------ SUPPLIED INFORMATION

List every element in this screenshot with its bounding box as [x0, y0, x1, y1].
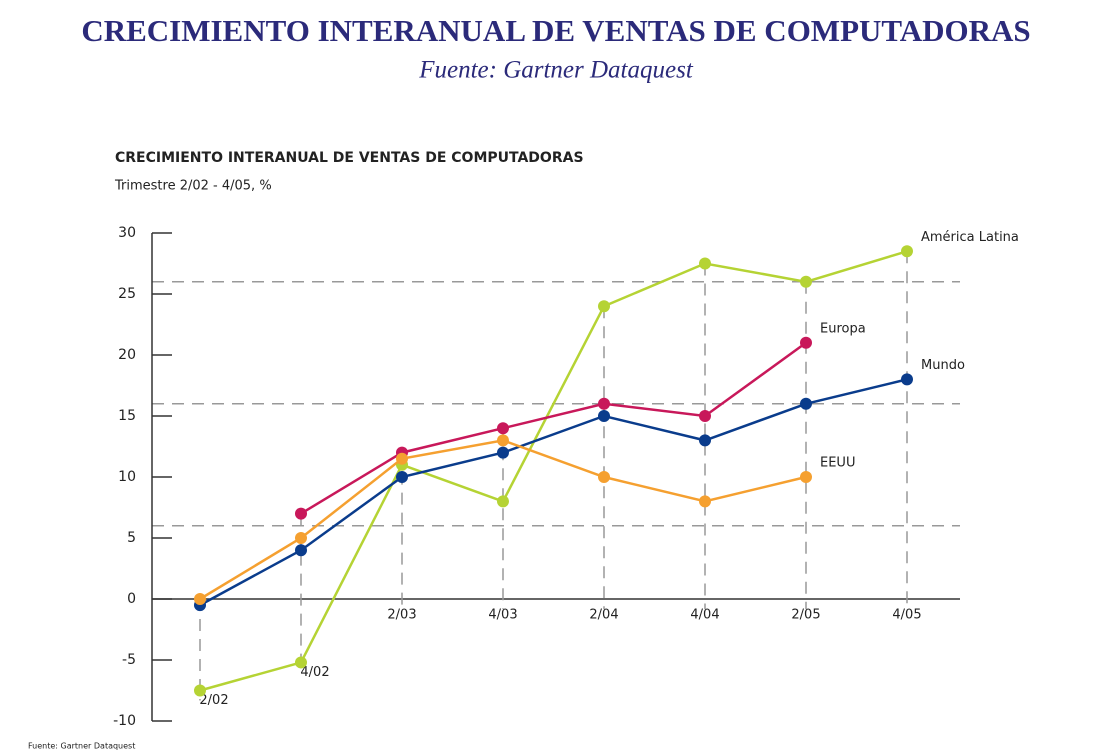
- y-tick-label: 10: [118, 469, 136, 485]
- page-title: CRECIMIENTO INTERANUAL DE VENTAS DE COMP…: [81, 13, 1030, 48]
- x-tick-label: 4/02: [300, 665, 329, 680]
- chart-title: CRECIMIENTO INTERANUAL DE VENTAS DE COMP…: [115, 150, 584, 166]
- footnote: Fuente: Gartner Dataquest: [28, 742, 135, 751]
- data-point: [901, 245, 913, 258]
- data-point: [396, 452, 408, 465]
- data-point: [598, 300, 610, 313]
- chart-subtitle: Trimestre 2/02 - 4/05, %: [114, 179, 272, 194]
- x-tick-label: 2/04: [589, 608, 618, 623]
- data-point: [194, 684, 206, 697]
- data-point: [800, 336, 812, 349]
- data-point: [699, 495, 711, 508]
- data-point: [901, 373, 913, 386]
- data-point: [699, 410, 711, 422]
- y-tick-label: 0: [127, 591, 136, 607]
- series-line: [300, 341, 807, 515]
- data-point: [497, 434, 509, 447]
- data-point: [295, 656, 307, 669]
- data-point: [497, 446, 509, 459]
- data-point: [800, 397, 812, 410]
- series-label: Mundo: [921, 358, 965, 373]
- y-tick-label: 20: [118, 347, 136, 363]
- page-subtitle: Fuente: Gartner Dataquest: [418, 57, 694, 84]
- y-tick-label: 25: [118, 286, 136, 302]
- x-tick-label: 2/05: [791, 608, 820, 623]
- data-point: [497, 495, 509, 508]
- x-tick-label: 4/05: [892, 608, 921, 623]
- series-label: Europa: [820, 321, 866, 336]
- x-tick-label: 2/03: [387, 608, 416, 623]
- y-tick-label: -10: [113, 713, 136, 729]
- data-point: [800, 471, 812, 483]
- y-tick-label: 30: [118, 225, 136, 241]
- data-point: [598, 410, 610, 422]
- data-point: [194, 593, 206, 605]
- data-point: [295, 507, 307, 520]
- x-tick-label: 4/04: [690, 608, 719, 623]
- data-point: [295, 544, 307, 557]
- y-tick-label: 15: [118, 408, 136, 424]
- x-tick-label: 4/03: [488, 608, 517, 623]
- data-point: [699, 434, 711, 447]
- series-label: América Latina: [921, 230, 1019, 245]
- y-tick-label: 5: [127, 530, 136, 546]
- data-point: [396, 471, 408, 483]
- data-point: [699, 257, 711, 270]
- series-line: [199, 378, 908, 607]
- series-label: EEUU: [820, 456, 855, 471]
- data-point: [295, 532, 307, 544]
- data-point: [800, 275, 812, 288]
- data-point: [497, 422, 509, 435]
- x-tick-label: 2/02: [199, 693, 228, 708]
- data-point: [598, 397, 610, 410]
- series-line: [199, 250, 908, 692]
- data-point: [598, 471, 610, 483]
- y-tick-label: -5: [122, 652, 136, 668]
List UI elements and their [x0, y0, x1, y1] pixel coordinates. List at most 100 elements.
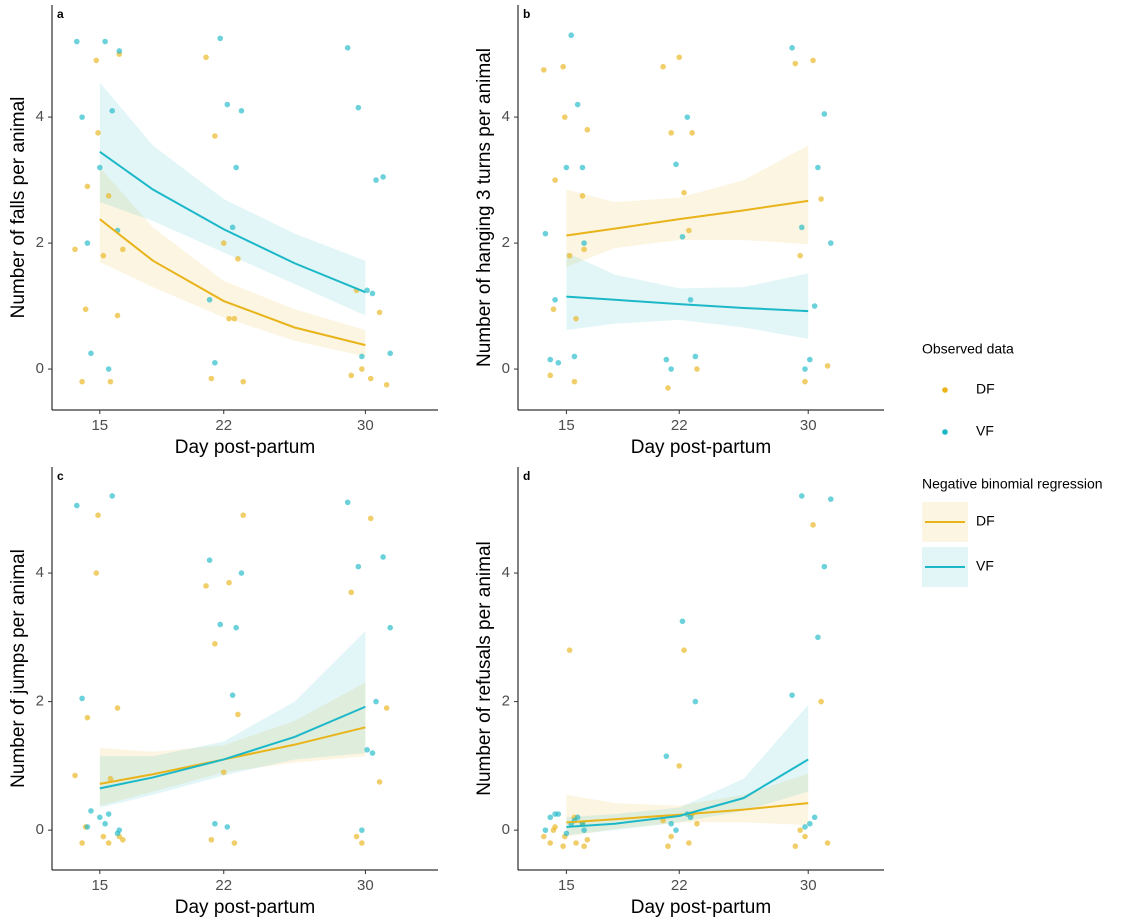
- data-point: [359, 827, 365, 833]
- data-point: [679, 233, 686, 240]
- data-point: [550, 827, 557, 833]
- regression-line: [99, 150, 366, 294]
- data-point: [818, 196, 824, 202]
- legend-title: Observed data: [922, 341, 1014, 357]
- data-point: [579, 164, 586, 171]
- data-point: [792, 843, 799, 850]
- data-point: [797, 827, 803, 833]
- x-axis-title: Day post-partum: [631, 437, 771, 458]
- data-point: [203, 583, 209, 589]
- data-point: [824, 363, 831, 369]
- y-tick-label: 2: [502, 693, 510, 710]
- panel-label: c: [57, 469, 64, 483]
- data-point: [79, 695, 85, 702]
- data-point: [203, 54, 209, 61]
- data-point: [97, 164, 103, 171]
- data-point: [224, 101, 231, 108]
- data-point: [540, 833, 547, 840]
- data-point: [229, 692, 236, 698]
- data-point: [573, 315, 579, 322]
- data-point: [208, 375, 215, 382]
- data-point: [79, 840, 85, 846]
- data-point: [79, 378, 85, 385]
- panel: 0 2 4 15 22 30 Day post-partum Number of falls …: [8, 5, 438, 458]
- data-point: [566, 647, 573, 653]
- data-point: [684, 114, 691, 120]
- data-point: [109, 108, 116, 114]
- panel-label: b: [523, 7, 530, 21]
- data-point: [88, 350, 94, 357]
- data-point: [679, 618, 686, 625]
- data-point: [212, 640, 218, 647]
- x-tick-label: 22: [215, 877, 232, 894]
- data-point: [692, 698, 699, 705]
- data-point: [233, 624, 239, 631]
- data-point: [105, 811, 112, 817]
- data-point: [364, 747, 370, 753]
- data-point: [102, 820, 108, 827]
- data-point: [348, 372, 355, 379]
- data-point: [359, 366, 365, 372]
- data-point: [107, 775, 114, 782]
- data-point: [208, 836, 215, 843]
- data-point: [668, 366, 674, 372]
- data-point: [802, 833, 808, 840]
- data-point: [369, 290, 376, 297]
- x-tick-label: 22: [671, 417, 688, 434]
- data-point: [673, 161, 679, 168]
- data-point: [566, 252, 573, 259]
- data-point: [240, 378, 247, 385]
- data-point: [807, 356, 813, 363]
- data-point: [581, 246, 587, 253]
- data-point: [681, 647, 687, 653]
- data-point: [95, 512, 101, 519]
- data-point: [114, 312, 121, 319]
- data-point: [560, 63, 566, 70]
- confidence-band: [566, 252, 809, 339]
- data-point: [789, 692, 795, 698]
- data-point: [383, 705, 390, 711]
- data-point: [233, 164, 239, 171]
- data-point: [355, 104, 362, 111]
- data-point: [373, 177, 379, 183]
- regression-line: [566, 802, 809, 824]
- data-point: [552, 177, 558, 183]
- data-point: [681, 189, 687, 196]
- data-point: [574, 101, 581, 108]
- confidence-band: [566, 773, 809, 837]
- data-point: [359, 840, 365, 846]
- data-point: [73, 502, 80, 509]
- data-point: [550, 306, 557, 313]
- data-point: [584, 126, 591, 133]
- x-axis-title: Day post-partum: [631, 897, 771, 918]
- data-point: [367, 375, 374, 382]
- data-point: [344, 499, 351, 506]
- data-point: [380, 554, 386, 560]
- data-point: [673, 827, 679, 833]
- data-point: [93, 570, 100, 576]
- data-point: [353, 833, 360, 840]
- data-point: [72, 246, 78, 253]
- data-point: [380, 174, 386, 180]
- confidence-band: [99, 630, 366, 808]
- data-point: [560, 843, 566, 850]
- y-tick-label: 4: [502, 564, 510, 581]
- y-axis-title: Number of jumps per animal: [8, 549, 29, 788]
- data-point: [88, 808, 94, 814]
- data-point: [547, 840, 554, 846]
- data-point: [581, 843, 587, 850]
- data-point: [660, 63, 666, 70]
- data-point: [827, 496, 834, 502]
- data-point: [665, 385, 671, 391]
- data-point: [348, 589, 355, 596]
- data-point: [226, 579, 232, 586]
- data-point: [212, 133, 218, 139]
- data-point: [798, 493, 805, 499]
- data-point: [116, 48, 123, 54]
- legend-label: DF: [976, 381, 995, 397]
- data-point: [367, 515, 374, 522]
- data-point: [387, 350, 393, 357]
- regression-line: [99, 218, 366, 347]
- data-point: [84, 824, 91, 830]
- data-point: [552, 296, 558, 303]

------------

**WHAT YOU NEED TO DO:** Give every line of the listing above as a JSON list of strings, one string per line, with blank lines and the pictures left out.

**CORRECT RESPONSE:**
[
  "List every element in this screenshot with its bounding box as [x0, y0, x1, y1].",
  "- y-tick-label: 10: [118, 469, 136, 485]",
  "- page-title: CRECIMIENTO INTERANUAL DE VENTAS DE COMP…: [81, 13, 1030, 48]",
  "- x-tick-label: 4/02: [300, 665, 329, 680]",
  "- chart-title: CRECIMIENTO INTERANUAL DE VENTAS DE COMP…: [115, 150, 584, 166]",
  "- footnote: Fuente: Gartner Dataquest: [28, 742, 135, 751]",
  "- data-point: [901, 245, 913, 258]",
  "- data-point: [396, 452, 408, 465]",
  "- data-point: [598, 300, 610, 313]",
  "- chart-subtitle: Trimestre 2/02 - 4/05, %: [114, 179, 272, 194]",
  "- x-tick-label: 2/04: [589, 608, 618, 623]",
  "- data-point: [194, 684, 206, 697]",
  "- data-point: [800, 336, 812, 349]",
  "- data-point: [699, 495, 711, 508]",
  "- data-point: [901, 373, 913, 386]",
  "- data-point: [699, 410, 711, 422]",
  "- y-tick-label: 0: [127, 591, 136, 607]",
  "- series-line: [300, 341, 807, 515]",
  "- data-point: [497, 434, 509, 447]",
  "- data-point: [295, 656, 307, 669]",
  "- data-point: [497, 446, 509, 459]",
  "- data-point: [800, 397, 812, 410]",
  "- series-label: Mundo: [921, 358, 965, 373]",
  "- y-tick-label: 20: [118, 347, 136, 363]",
  "- page-subtitle: Fuente: Gartner Dataquest: [418, 57, 694, 84]",
  "- y-tick-label: 25: [118, 286, 136, 302]",
  "- x-tick-label: 2/05: [791, 608, 820, 623]",
  "- data-point: [497, 495, 509, 508]",
  "- x-tick-label: 4/05: [892, 608, 921, 623]",
  "- series-label: Europa: [820, 321, 866, 336]",
  "- x-tick-label: 2/03: [387, 608, 416, 623]",
  "- y-tick-label: -10: [113, 713, 136, 729]",
  "- data-point: [800, 471, 812, 483]",
  "- y-tick-label: 30: [118, 225, 136, 241]",
  "- data-point: [598, 410, 610, 422]",
  "- data-point: [194, 593, 206, 605]",
  "- data-point: [295, 507, 307, 520]",
  "- x-tick-label: 4/04: [690, 608, 719, 623]",
  "- data-point: [295, 544, 307, 557]",
  "- y-tick-label: 15: [118, 408, 136, 424]",
  "- x-tick-label: 4/03: [488, 608, 517, 623]",
  "- data-point: [699, 434, 711, 447]",
  "- series-label: América Latina: [921, 230, 1019, 245]",
  "- y-tick-label: 5: [127, 530, 136, 546]",
  "- data-point: [396, 471, 408, 483]",
  "- data-point: [699, 257, 711, 270]",
  "- series-line: [199, 378, 908, 607]",
  "- series-label: EEUU: [820, 456, 855, 471]",
  "- data-point: [295, 532, 307, 544]",
  "- data-point: [800, 275, 812, 288]",
  "- data-point: [497, 422, 509, 435]",
  "- x-tick-label: 2/02: [199, 693, 228, 708]",
  "- data-point: [598, 397, 610, 410]",
  "- series-line: [199, 250, 908, 692]",
  "- data-point: [598, 471, 610, 483]",
  "- y-tick-label: -5: [122, 652, 136, 668]",
  "List UI elements and their [x0, y0, x1, y1] pixel coordinates. List at most 100 elements.",
  "- data-point: [359, 827, 365, 833]",
  "- data-point: [679, 233, 686, 240]",
  "- data-point: [550, 827, 557, 833]",
  "- regression-line: [99, 150, 366, 294]",
  "- data-point: [818, 196, 824, 202]",
  "- legend-title: Observed data: [922, 341, 1014, 357]",
  "- data-point: [579, 164, 586, 171]",
  "- data-point: [792, 843, 799, 850]",
  "- data-point: [797, 827, 803, 833]",
  "- x-axis-title: Day post-partum: [631, 437, 771, 458]",
  "- data-point: [203, 583, 209, 589]",
  "- data-point: [824, 363, 831, 369]",
  "- y-tick-label: 2: [502, 693, 510, 710]",
  "- panel-label: c: [57, 469, 64, 483]",
  "- data-point: [79, 695, 85, 702]",
  "- data-point: [203, 54, 209, 61]",
  "- data-point: [97, 164, 103, 171]",
  "- data-point: [224, 101, 231, 108]",
  "- data-point: [540, 833, 547, 840]",
  "- data-point: [229, 692, 236, 698]",
  "- data-point: [573, 315, 579, 322]",
  "- data-point: [208, 375, 215, 382]",
  "- data-point: [79, 840, 85, 846]",
  "- data-point: [79, 378, 85, 385]",
  "- panel: 0 2 4 15 22 30 Day post-partum Number of falls …: [8, 5, 438, 458]",
  "- data-point: [566, 647, 573, 653]",
  "- data-point: [684, 114, 691, 120]",
  "- data-point: [109, 108, 116, 114]",
  "- panel-label: b: [523, 7, 530, 21]",
  "- data-point: [88, 350, 94, 357]",
  "- data-point: [679, 618, 686, 625]",
  "- data-point: [212, 640, 218, 647]",
  "- x-tick-label: 22: [215, 877, 232, 894]",
  "- data-point: [692, 698, 699, 705]",
  "- data-point: [233, 624, 239, 631]",
  "- data-point: [105, 811, 112, 817]",
  "- data-point: [364, 747, 370, 753]",
  "- data-point: [102, 820, 108, 827]",
  "- data-point: [348, 372, 355, 379]",
  "- data-point: [359, 366, 365, 372]",
  "- data-point: [107, 775, 114, 782]",
  "- data-point: [208, 836, 215, 843]",
  "- data-point: [668, 366, 674, 372]",
  "- data-point: [802, 833, 808, 840]",
  "- data-point: [369, 290, 376, 297]",
  "- x-tick-label: 22: [671, 417, 688, 434]",
  "- data-point: [673, 161, 679, 168]",
  "- data-point: [566, 252, 573, 259]",
  "- data-point: [240, 378, 247, 385]",
  "- data-point: [807, 356, 813, 363]",
  "- data-point: [581, 246, 587, 253]",
  "- data-point: [681, 647, 687, 653]",
  "- data-point: [95, 512, 101, 519]",
  "- data-point: [114, 312, 121, 319]",
  "- data-point: [560, 63, 566, 70]",
  "- confidence-band: [566, 252, 809, 339]",
  "- data-point: [789, 692, 795, 698]",
  "- data-point: [383, 705, 390, 711]",
  "- data-point: [233, 164, 239, 171]",
  "- data-point: [355, 104, 362, 111]",
  "- data-point: [373, 177, 379, 183]",
  "- regression-line: [566, 802, 809, 824]",
  "- data-point: [552, 177, 558, 183]",
  "- data-point: [681, 189, 687, 196]",
  "- data-point: [574, 101, 581, 108]",
  "- confidence-band: [566, 773, 809, 837]",
  "- data-point: [359, 840, 365, 846]",
  "- data-point: [73, 502, 80, 509]",
  "- data-point: [550, 306, 557, 313]",
  "- data-point: [584, 126, 591, 133]",
  "- x-axis-title: Day post-partum: [631, 897, 771, 918]",
  "- data-point: [367, 375, 374, 382]",
  "- data-point: [344, 499, 351, 506]",
  "- data-point: [380, 554, 386, 560]",
  "- data-point: [673, 827, 679, 833]",
  "- data-point: [93, 570, 100, 576]",
  "- data-point: [353, 833, 360, 840]",
  "- data-point: [72, 246, 78, 253]",
  "- data-point: [380, 174, 386, 180]",
  "- confidence-band: [99, 630, 366, 808]",
  "- data-point: [560, 843, 566, 850]",
  "- y-tick-label: 4: [502, 564, 510, 581]",
  "- y-axis-title: Number of jumps per animal: [8, 549, 29, 788]",
  "- data-point: [88, 808, 94, 814]",
  "- data-point: [547, 840, 554, 846]",
  "- data-point: [581, 843, 587, 850]",
  "- data-point: [660, 63, 666, 70]",
  "- data-point: [827, 496, 834, 502]",
  "- data-point: [665, 385, 671, 391]",
  "- data-point: [348, 589, 355, 596]",
  "- data-point: [226, 579, 232, 586]",
  "- data-point: [212, 133, 218, 139]",
  "- data-point: [798, 493, 805, 499]",
  "- data-point: [116, 48, 123, 54]",
  "- legend-label: DF: [976, 381, 995, 397]",
  "- data-point: [367, 515, 374, 522]",
  "- data-point: [387, 350, 393, 357]",
  "- regression-line: [99, 218, 366, 347]",
  "- data-point: [84, 824, 91, 830]",
  "- data-point: [552, 296, 558, 303]"
]